_Directions for this task_
Output all entries verbatim. Skip pictures.

_Records to use_
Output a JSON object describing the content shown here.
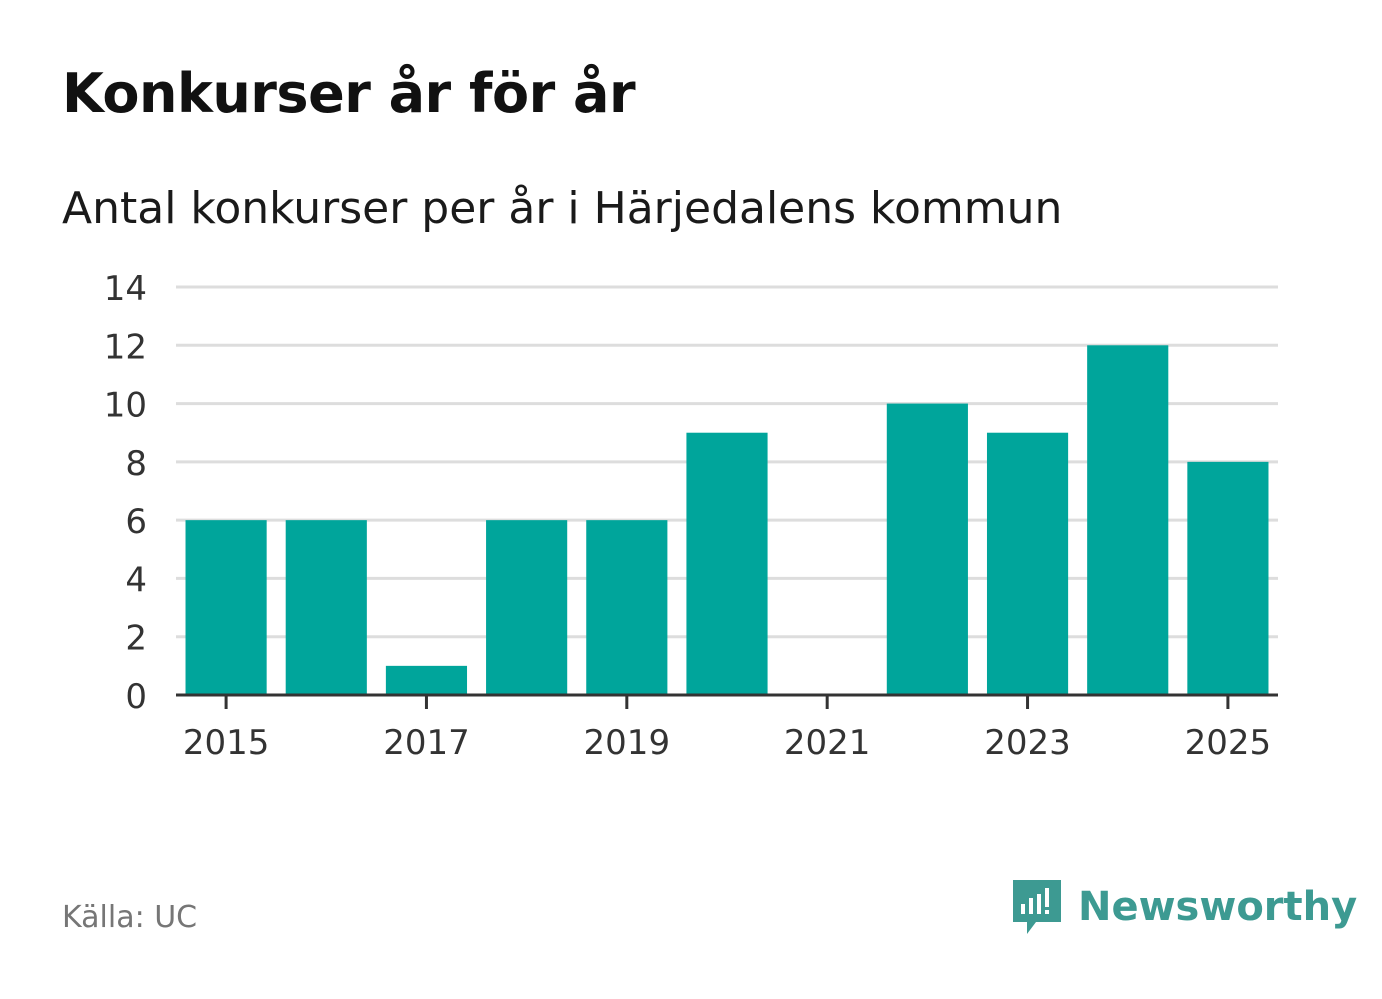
{
  "title": "Konkurser år för år",
  "subtitle": "Antal konkurser per år i Härjedalens kommun",
  "source": "Källa: UC",
  "brand": {
    "name": "Newsworthy",
    "icon": "newsworthy-logo-icon",
    "color": "#3d9a92"
  },
  "chart_data": {
    "type": "bar",
    "x": [
      2015,
      2016,
      2017,
      2018,
      2019,
      2020,
      2021,
      2022,
      2023,
      2024,
      2025
    ],
    "values": [
      6,
      6,
      1,
      6,
      6,
      9,
      0,
      10,
      9,
      12,
      8
    ],
    "xticks": [
      "2015",
      "2017",
      "2019",
      "2021",
      "2023",
      "2025"
    ],
    "yticks": [
      "0",
      "2",
      "4",
      "6",
      "8",
      "10",
      "12",
      "14"
    ],
    "ylim": [
      0,
      14
    ],
    "grid": true,
    "bar_color": "#00a59b"
  }
}
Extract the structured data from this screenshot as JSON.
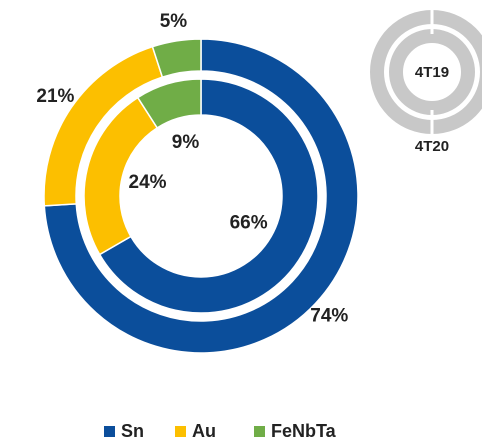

_Full output_
Output a JSON object describing the content shown here.
{
  "title": "Konkurser år för år",
  "subtitle": "Antal konkurser per år i Härjedalens kommun",
  "source": "Källa: UC",
  "brand": {
    "name": "Newsworthy",
    "icon": "newsworthy-logo-icon",
    "color": "#3d9a92"
  },
  "chart_data": {
    "type": "bar",
    "x": [
      2015,
      2016,
      2017,
      2018,
      2019,
      2020,
      2021,
      2022,
      2023,
      2024,
      2025
    ],
    "values": [
      6,
      6,
      1,
      6,
      6,
      9,
      0,
      10,
      9,
      12,
      8
    ],
    "xticks": [
      "2015",
      "2017",
      "2019",
      "2021",
      "2023",
      "2025"
    ],
    "yticks": [
      "0",
      "2",
      "4",
      "6",
      "8",
      "10",
      "12",
      "14"
    ],
    "ylim": [
      0,
      14
    ],
    "grid": true,
    "bar_color": "#00a59b"
  }
}
Extract the structured data from this screenshot as JSON.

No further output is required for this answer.